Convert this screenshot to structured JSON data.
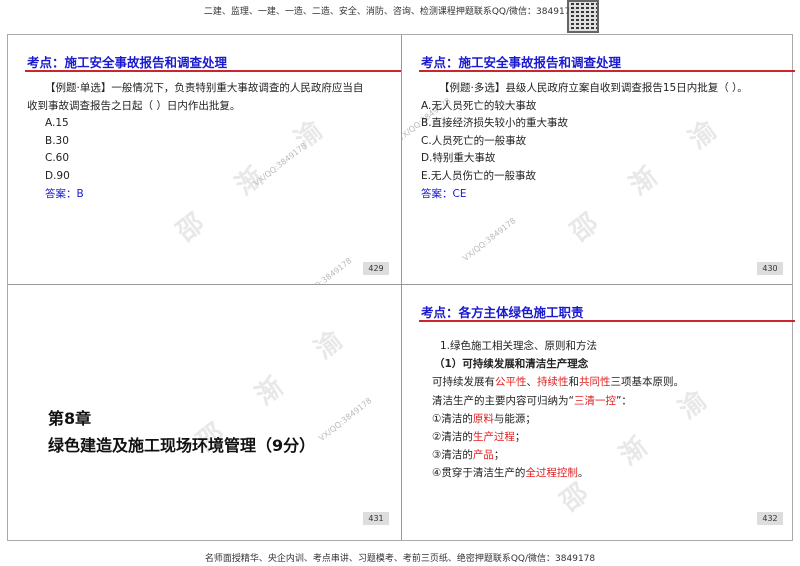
{
  "header": {
    "text": "二建、监理、一建、一造、二造、安全、消防、咨询、检测课程押题联系QQ/微信：3849178"
  },
  "footer": {
    "text": "名师面授精华、央企内训、考点串讲、习题模考、考前三页纸、绝密押题联系QQ/微信：3849178"
  },
  "watermark": {
    "contact": "VX/QQ:3849178",
    "brand": "邵 渐 渝"
  },
  "slides": [
    {
      "title": "考点：施工安全事故报告和调查处理",
      "question": "【例题·单选】一般情况下，负责特别重大事故调查的人民政府应当自",
      "question2": "收到事故调查报告之日起（ ）日内作出批复。",
      "options": [
        "A.15",
        "B.30",
        "C.60",
        "D.90"
      ],
      "answer": "答案：B",
      "page": "429"
    },
    {
      "title": "考点：施工安全事故报告和调查处理",
      "question": "【例题·多选】县级人民政府立案自收到调查报告15日内批复（ ）。",
      "options": [
        "A.无人员死亡的较大事故",
        "B.直接经济损失较小的重大事故",
        "C.人员死亡的一般事故",
        "D.特别重大事故",
        "E.无人员伤亡的一般事故"
      ],
      "answer": "答案：CE",
      "page": "430"
    },
    {
      "chapter": "第8章",
      "chapter_title": "绿色建造及施工现场环境管理（9分）",
      "page": "431"
    },
    {
      "title": "考点：各方主体绿色施工职责",
      "l1": "1.绿色施工相关理念、原则和方法",
      "l2": "（1）可持续发展和清洁生产理念",
      "l3": {
        "a": "可持续发展有",
        "b": "公平性",
        "c": "、",
        "d": "持续性",
        "e": "和",
        "f": "共同性",
        "g": "三项基本原则。"
      },
      "l4": {
        "a": "清洁生产的主要内容可归纳为“",
        "b": "三清一控",
        "c": "”："
      },
      "l5": {
        "a": "①清洁的",
        "b": "原料",
        "c": "与能源；"
      },
      "l6": {
        "a": "②清洁的",
        "b": "生产过程",
        "c": "；"
      },
      "l7": {
        "a": "③清洁的",
        "b": "产品",
        "c": "；"
      },
      "l8": {
        "a": "④贯穿于清洁生产的",
        "b": "全过程控制",
        "c": "。"
      },
      "page": "432"
    }
  ]
}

+---+

**GIVEN EXERCISE**
With the pictures left out, transcribe the material exactly.

**TASK OUTPUT**
Convert this screenshot to structured JSON data.
{
  "header": {
    "text": "二建、监理、一建、一造、二造、安全、消防、咨询、检测课程押题联系QQ/微信：3849178"
  },
  "footer": {
    "text": "名师面授精华、央企内训、考点串讲、习题模考、考前三页纸、绝密押题联系QQ/微信：3849178"
  },
  "watermark": {
    "contact": "VX/QQ:3849178",
    "brand": "邵 渐 渝"
  },
  "slides": [
    {
      "title": "考点：施工安全事故报告和调查处理",
      "question": "【例题·单选】一般情况下，负责特别重大事故调查的人民政府应当自",
      "question2": "收到事故调查报告之日起（ ）日内作出批复。",
      "options": [
        "A.15",
        "B.30",
        "C.60",
        "D.90"
      ],
      "answer": "答案：B",
      "page": "429"
    },
    {
      "title": "考点：施工安全事故报告和调查处理",
      "question": "【例题·多选】县级人民政府立案自收到调查报告15日内批复（ ）。",
      "options": [
        "A.无人员死亡的较大事故",
        "B.直接经济损失较小的重大事故",
        "C.人员死亡的一般事故",
        "D.特别重大事故",
        "E.无人员伤亡的一般事故"
      ],
      "answer": "答案：CE",
      "page": "430"
    },
    {
      "chapter": "第8章",
      "chapter_title": "绿色建造及施工现场环境管理（9分）",
      "page": "431"
    },
    {
      "title": "考点：各方主体绿色施工职责",
      "l1": "1.绿色施工相关理念、原则和方法",
      "l2": "（1）可持续发展和清洁生产理念",
      "l3": {
        "a": "可持续发展有",
        "b": "公平性",
        "c": "、",
        "d": "持续性",
        "e": "和",
        "f": "共同性",
        "g": "三项基本原则。"
      },
      "l4": {
        "a": "清洁生产的主要内容可归纳为“",
        "b": "三清一控",
        "c": "”："
      },
      "l5": {
        "a": "①清洁的",
        "b": "原料",
        "c": "与能源；"
      },
      "l6": {
        "a": "②清洁的",
        "b": "生产过程",
        "c": "；"
      },
      "l7": {
        "a": "③清洁的",
        "b": "产品",
        "c": "；"
      },
      "l8": {
        "a": "④贯穿于清洁生产的",
        "b": "全过程控制",
        "c": "。"
      },
      "page": "432"
    }
  ]
}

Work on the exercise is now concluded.